Oceans and Skies

A number of open source websites and apps enable journalists to track flights and the movement of vessels at sea. During the Iran war, these showed U.S. military transport planes being flown to the Middle East and charted the movement of tankers in the Strait of Hormuz. Maritime sites like MarineTraffic and VesselFinder provide paid subscribers with near-real time data on the position of vessels and other shipping data while Global Fishing Watch is free. TankerTrackers.com (paid) specializes in tracking dark fleet oil tankers from sanctioned countries.

BBC timelapse shows the reduced flow of ships in the Strait of Hormuz after the Iran war begins on February 28, 2026. Source: MarineTraffic


In March 2026, Le Monde uncovered the location of a French aircraft carrier heading to the Middle East after a sailor logged his jogging session on the Strava fitness app.

"We're incredibly lucky now that there are vast troves of data that are available to us. It's a real digital playground out there for us to get stuck into"
○ ○ ○
PROBLEM STATEMENT: Extend the passage above on open source tools for tracking flights and ships, picking up after its final sentence.
○ ○ ○
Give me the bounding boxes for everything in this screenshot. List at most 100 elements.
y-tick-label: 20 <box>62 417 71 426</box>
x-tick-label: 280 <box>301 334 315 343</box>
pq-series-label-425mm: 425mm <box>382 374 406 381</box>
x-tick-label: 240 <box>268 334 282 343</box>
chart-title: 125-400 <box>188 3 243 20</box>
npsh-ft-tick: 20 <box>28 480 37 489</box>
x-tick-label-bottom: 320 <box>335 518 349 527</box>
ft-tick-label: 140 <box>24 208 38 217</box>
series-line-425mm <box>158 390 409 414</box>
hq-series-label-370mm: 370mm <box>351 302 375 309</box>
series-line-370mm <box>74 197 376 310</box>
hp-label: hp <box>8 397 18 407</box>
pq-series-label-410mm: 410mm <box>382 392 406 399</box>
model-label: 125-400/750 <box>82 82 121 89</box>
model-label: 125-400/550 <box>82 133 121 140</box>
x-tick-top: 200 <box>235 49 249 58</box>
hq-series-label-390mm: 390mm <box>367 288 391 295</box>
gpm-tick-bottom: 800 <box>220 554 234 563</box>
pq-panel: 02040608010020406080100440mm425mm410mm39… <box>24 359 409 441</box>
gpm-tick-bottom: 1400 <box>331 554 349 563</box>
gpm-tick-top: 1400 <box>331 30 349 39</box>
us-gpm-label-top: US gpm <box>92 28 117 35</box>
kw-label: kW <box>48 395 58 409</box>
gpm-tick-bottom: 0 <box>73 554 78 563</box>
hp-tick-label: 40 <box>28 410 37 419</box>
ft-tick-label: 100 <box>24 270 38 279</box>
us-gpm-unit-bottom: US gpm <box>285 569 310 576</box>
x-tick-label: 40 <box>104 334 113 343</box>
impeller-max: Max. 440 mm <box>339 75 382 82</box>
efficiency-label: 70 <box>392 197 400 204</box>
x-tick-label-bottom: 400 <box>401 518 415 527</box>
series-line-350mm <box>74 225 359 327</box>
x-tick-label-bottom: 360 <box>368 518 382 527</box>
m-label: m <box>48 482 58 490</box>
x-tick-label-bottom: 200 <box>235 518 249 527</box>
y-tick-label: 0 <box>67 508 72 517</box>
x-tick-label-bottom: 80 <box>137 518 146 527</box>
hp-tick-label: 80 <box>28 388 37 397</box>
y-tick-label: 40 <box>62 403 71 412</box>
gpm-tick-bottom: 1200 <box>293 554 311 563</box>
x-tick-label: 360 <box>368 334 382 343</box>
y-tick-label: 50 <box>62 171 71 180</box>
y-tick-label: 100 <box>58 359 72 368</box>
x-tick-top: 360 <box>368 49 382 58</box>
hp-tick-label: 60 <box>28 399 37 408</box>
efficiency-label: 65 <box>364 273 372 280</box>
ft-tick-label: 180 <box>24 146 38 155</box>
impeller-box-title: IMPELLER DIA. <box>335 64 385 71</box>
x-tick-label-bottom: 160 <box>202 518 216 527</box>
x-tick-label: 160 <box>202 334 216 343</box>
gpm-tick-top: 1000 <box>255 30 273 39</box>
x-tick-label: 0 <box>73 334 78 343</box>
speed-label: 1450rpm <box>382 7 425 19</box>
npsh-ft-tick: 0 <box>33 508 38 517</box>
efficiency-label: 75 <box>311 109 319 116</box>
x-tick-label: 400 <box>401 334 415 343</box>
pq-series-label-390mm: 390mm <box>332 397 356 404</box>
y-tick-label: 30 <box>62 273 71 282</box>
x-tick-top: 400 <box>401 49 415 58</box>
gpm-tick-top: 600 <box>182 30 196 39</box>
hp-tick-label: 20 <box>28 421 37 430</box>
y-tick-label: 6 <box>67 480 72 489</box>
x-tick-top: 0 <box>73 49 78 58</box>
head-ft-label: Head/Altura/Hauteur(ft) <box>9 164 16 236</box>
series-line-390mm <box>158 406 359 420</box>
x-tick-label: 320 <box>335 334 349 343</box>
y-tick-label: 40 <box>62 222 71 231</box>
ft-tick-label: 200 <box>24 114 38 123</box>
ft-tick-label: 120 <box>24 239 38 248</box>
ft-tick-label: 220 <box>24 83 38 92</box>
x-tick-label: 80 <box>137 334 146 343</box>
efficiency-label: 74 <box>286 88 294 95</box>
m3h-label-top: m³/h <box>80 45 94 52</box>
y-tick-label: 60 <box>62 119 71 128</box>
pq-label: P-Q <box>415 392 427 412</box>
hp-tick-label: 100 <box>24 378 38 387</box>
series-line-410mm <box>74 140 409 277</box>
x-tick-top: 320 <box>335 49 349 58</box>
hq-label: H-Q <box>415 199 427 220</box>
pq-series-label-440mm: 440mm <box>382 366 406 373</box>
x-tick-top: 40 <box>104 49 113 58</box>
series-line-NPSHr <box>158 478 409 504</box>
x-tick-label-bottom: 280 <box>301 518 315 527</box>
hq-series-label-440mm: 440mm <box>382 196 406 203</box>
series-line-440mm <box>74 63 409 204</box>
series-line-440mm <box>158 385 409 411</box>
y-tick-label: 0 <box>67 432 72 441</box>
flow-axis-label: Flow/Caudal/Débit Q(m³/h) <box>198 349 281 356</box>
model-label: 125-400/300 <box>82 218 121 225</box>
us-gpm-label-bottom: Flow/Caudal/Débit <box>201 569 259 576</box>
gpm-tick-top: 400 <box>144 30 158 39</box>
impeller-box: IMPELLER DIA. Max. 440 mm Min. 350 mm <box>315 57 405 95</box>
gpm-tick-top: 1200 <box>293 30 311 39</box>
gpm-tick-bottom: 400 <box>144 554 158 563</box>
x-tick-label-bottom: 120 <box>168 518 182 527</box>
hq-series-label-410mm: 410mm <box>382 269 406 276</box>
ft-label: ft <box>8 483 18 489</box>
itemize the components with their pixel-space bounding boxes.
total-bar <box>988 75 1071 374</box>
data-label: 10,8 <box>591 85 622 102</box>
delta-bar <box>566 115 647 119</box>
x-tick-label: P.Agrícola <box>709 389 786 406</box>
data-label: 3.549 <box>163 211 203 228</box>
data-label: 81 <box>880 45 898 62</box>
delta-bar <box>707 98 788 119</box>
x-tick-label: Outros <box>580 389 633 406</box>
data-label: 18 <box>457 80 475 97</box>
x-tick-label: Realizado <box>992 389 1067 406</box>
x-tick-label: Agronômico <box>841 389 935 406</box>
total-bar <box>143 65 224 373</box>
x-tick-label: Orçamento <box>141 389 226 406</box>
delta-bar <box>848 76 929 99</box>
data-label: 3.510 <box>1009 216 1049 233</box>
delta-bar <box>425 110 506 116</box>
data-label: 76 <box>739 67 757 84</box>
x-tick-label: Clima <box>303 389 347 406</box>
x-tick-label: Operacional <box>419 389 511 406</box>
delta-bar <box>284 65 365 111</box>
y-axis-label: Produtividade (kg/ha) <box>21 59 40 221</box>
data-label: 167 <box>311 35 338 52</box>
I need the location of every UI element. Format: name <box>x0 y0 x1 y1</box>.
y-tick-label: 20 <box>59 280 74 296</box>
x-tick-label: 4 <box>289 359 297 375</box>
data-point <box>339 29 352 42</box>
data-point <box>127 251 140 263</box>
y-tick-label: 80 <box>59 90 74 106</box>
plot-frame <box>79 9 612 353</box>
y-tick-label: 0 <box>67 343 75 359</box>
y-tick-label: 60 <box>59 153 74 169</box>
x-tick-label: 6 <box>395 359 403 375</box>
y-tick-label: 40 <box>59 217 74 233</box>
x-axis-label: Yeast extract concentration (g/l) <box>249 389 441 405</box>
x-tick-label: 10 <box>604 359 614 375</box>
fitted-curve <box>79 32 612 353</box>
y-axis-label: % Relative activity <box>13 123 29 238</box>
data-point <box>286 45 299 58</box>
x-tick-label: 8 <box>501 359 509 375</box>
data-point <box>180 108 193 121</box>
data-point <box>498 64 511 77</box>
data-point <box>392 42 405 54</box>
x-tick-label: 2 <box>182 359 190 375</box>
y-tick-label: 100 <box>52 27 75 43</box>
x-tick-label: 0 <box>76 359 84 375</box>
○ ○ ○
TASK OUTPUT:
Joe Galvin, Open source journalist, formerly with the Outlaw Ocean Project, now at RTE Investigates

Flight tracking tools are used to follow the movement of aircraft. Data from FlightRadar24 (paid) and ADS-B Exchange (free), as well as surveillance camera footage from the John F Kennedy Performing Arts Center, helped Reuters, below, show what went wrong when an American Airlines plane collided with a military helicopter over Washington D.C. on January 29, 2025 and crashed into the Potomac River, killing all 67 people onboard.


Geolocating video footage of incidents can be difficult without discernible landmarks. However, the non-profit watchdog, Airwars, documents the harm to civilians from international military actions such as air and artillery strikes, including U.S. attacks on fishing boats carrying alleged drugs in the Caribbean and Eastern Pacific Ocean.

The non-profit Outlaw Ocean Project describes its mission as "Journalism from the last frontier." In 2023, it collaborated with the New Yorker on a series investigating "The Crimes Behind the Seaford You Eat." According to Galvin, abuse at sea is easy to hide. Fishing happens far from land, away from reporters, and companies can bury what is happening through long supply chains. It is a slow process building proof.

For their investigation into forced labor in Chinese squid-fishing, Galvin and his colleagues rigorously combed company websites, logged Chinese-language keywords in spreadsheets, used search operators like filetype:pdf to scour for information (see Chapter 5 on dorking) and found hidden newsletters that were no longer visible on the main website.

Ultimately, they were able to show that Chinese companies were exploiting forced labor at every part of the supply chain -- at sea and in processing factories, before shipping the seafood to other parts of the world, including the U.S.